- Aim of the task -
Search the material and gather each line with "name" in it.

- Input -
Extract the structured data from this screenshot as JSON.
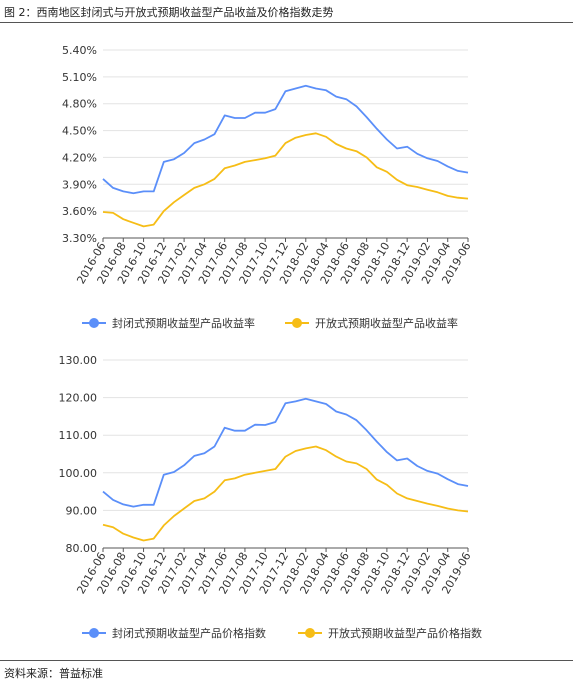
{
  "figure": {
    "title": "图 2：西南地区封闭式与开放式预期收益型产品收益及价格指数走势",
    "source": "资料来源：普益标准"
  },
  "chart_data": [
    {
      "type": "line",
      "x": [
        "2016-06",
        "2016-07",
        "2016-08",
        "2016-09",
        "2016-10",
        "2016-11",
        "2016-12",
        "2017-01",
        "2017-02",
        "2017-03",
        "2017-04",
        "2017-05",
        "2017-06",
        "2017-07",
        "2017-08",
        "2017-09",
        "2017-10",
        "2017-11",
        "2017-12",
        "2018-01",
        "2018-02",
        "2018-03",
        "2018-04",
        "2018-05",
        "2018-06",
        "2018-07",
        "2018-08",
        "2018-09",
        "2018-10",
        "2018-11",
        "2018-12",
        "2019-01",
        "2019-02",
        "2019-03",
        "2019-04",
        "2019-05",
        "2019-06"
      ],
      "tick_labels": [
        "2016-06",
        "2016-08",
        "2016-10",
        "2016-12",
        "2017-02",
        "2017-04",
        "2017-06",
        "2017-08",
        "2017-10",
        "2017-12",
        "2018-02",
        "2018-04",
        "2018-06",
        "2018-08",
        "2018-10",
        "2018-12",
        "2019-02",
        "2019-04",
        "2019-06"
      ],
      "y_ticks": [
        "3.30%",
        "3.60%",
        "3.90%",
        "4.20%",
        "4.50%",
        "4.80%",
        "5.10%",
        "5.40%"
      ],
      "ylim": [
        3.3,
        5.4
      ],
      "grid": true,
      "legend_position": "bottom",
      "series": [
        {
          "name": "封闭式预期收益型产品收益率",
          "color": "#5B8FF9",
          "values": [
            3.96,
            3.86,
            3.82,
            3.8,
            3.82,
            3.82,
            4.15,
            4.18,
            4.25,
            4.36,
            4.4,
            4.46,
            4.67,
            4.64,
            4.64,
            4.7,
            4.7,
            4.74,
            4.94,
            4.97,
            5.0,
            4.97,
            4.95,
            4.88,
            4.85,
            4.77,
            4.65,
            4.52,
            4.4,
            4.3,
            4.32,
            4.24,
            4.19,
            4.16,
            4.1,
            4.05,
            4.03
          ]
        },
        {
          "name": "开放式预期收益型产品收益率",
          "color": "#F6BD16",
          "values": [
            3.59,
            3.58,
            3.51,
            3.47,
            3.43,
            3.45,
            3.6,
            3.7,
            3.78,
            3.86,
            3.9,
            3.96,
            4.08,
            4.11,
            4.15,
            4.17,
            4.19,
            4.22,
            4.36,
            4.42,
            4.45,
            4.47,
            4.43,
            4.35,
            4.3,
            4.27,
            4.2,
            4.09,
            4.04,
            3.95,
            3.89,
            3.87,
            3.84,
            3.81,
            3.77,
            3.75,
            3.74
          ]
        }
      ]
    },
    {
      "type": "line",
      "x": [
        "2016-06",
        "2016-07",
        "2016-08",
        "2016-09",
        "2016-10",
        "2016-11",
        "2016-12",
        "2017-01",
        "2017-02",
        "2017-03",
        "2017-04",
        "2017-05",
        "2017-06",
        "2017-07",
        "2017-08",
        "2017-09",
        "2017-10",
        "2017-11",
        "2017-12",
        "2018-01",
        "2018-02",
        "2018-03",
        "2018-04",
        "2018-05",
        "2018-06",
        "2018-07",
        "2018-08",
        "2018-09",
        "2018-10",
        "2018-11",
        "2018-12",
        "2019-01",
        "2019-02",
        "2019-03",
        "2019-04",
        "2019-05",
        "2019-06"
      ],
      "tick_labels": [
        "2016-06",
        "2016-08",
        "2016-10",
        "2016-12",
        "2017-02",
        "2017-04",
        "2017-06",
        "2017-08",
        "2017-10",
        "2017-12",
        "2018-02",
        "2018-04",
        "2018-06",
        "2018-08",
        "2018-10",
        "2018-12",
        "2019-02",
        "2019-04",
        "2019-06"
      ],
      "y_ticks": [
        "80.00",
        "90.00",
        "100.00",
        "110.00",
        "120.00",
        "130.00"
      ],
      "ylim": [
        80,
        130
      ],
      "grid": true,
      "legend_position": "bottom",
      "series": [
        {
          "name": "封闭式预期收益型产品价格指数",
          "color": "#5B8FF9",
          "values": [
            95.0,
            92.8,
            91.6,
            91.0,
            91.5,
            91.5,
            99.5,
            100.2,
            102.0,
            104.5,
            105.2,
            107.0,
            112.0,
            111.2,
            111.2,
            112.8,
            112.7,
            113.5,
            118.5,
            119.0,
            119.7,
            119.0,
            118.3,
            116.3,
            115.5,
            114.0,
            111.3,
            108.3,
            105.5,
            103.3,
            103.8,
            101.8,
            100.5,
            99.8,
            98.3,
            97.0,
            96.5
          ]
        },
        {
          "name": "开放式预期收益型产品价格指数",
          "color": "#F6BD16",
          "values": [
            86.2,
            85.5,
            83.8,
            82.8,
            82.0,
            82.5,
            86.0,
            88.5,
            90.5,
            92.5,
            93.2,
            95.0,
            98.0,
            98.5,
            99.5,
            100.0,
            100.5,
            101.0,
            104.3,
            105.8,
            106.5,
            107.0,
            106.0,
            104.3,
            103.0,
            102.5,
            101.0,
            98.2,
            96.8,
            94.5,
            93.2,
            92.5,
            91.8,
            91.2,
            90.5,
            90.0,
            89.7
          ]
        }
      ]
    }
  ]
}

- Result of this exercise -
          "name": "封闭式预期收益型产品收益率",
          "name": "开放式预期收益型产品收益率",
          "name": "封闭式预期收益型产品价格指数",
          "name": "开放式预期收益型产品价格指数",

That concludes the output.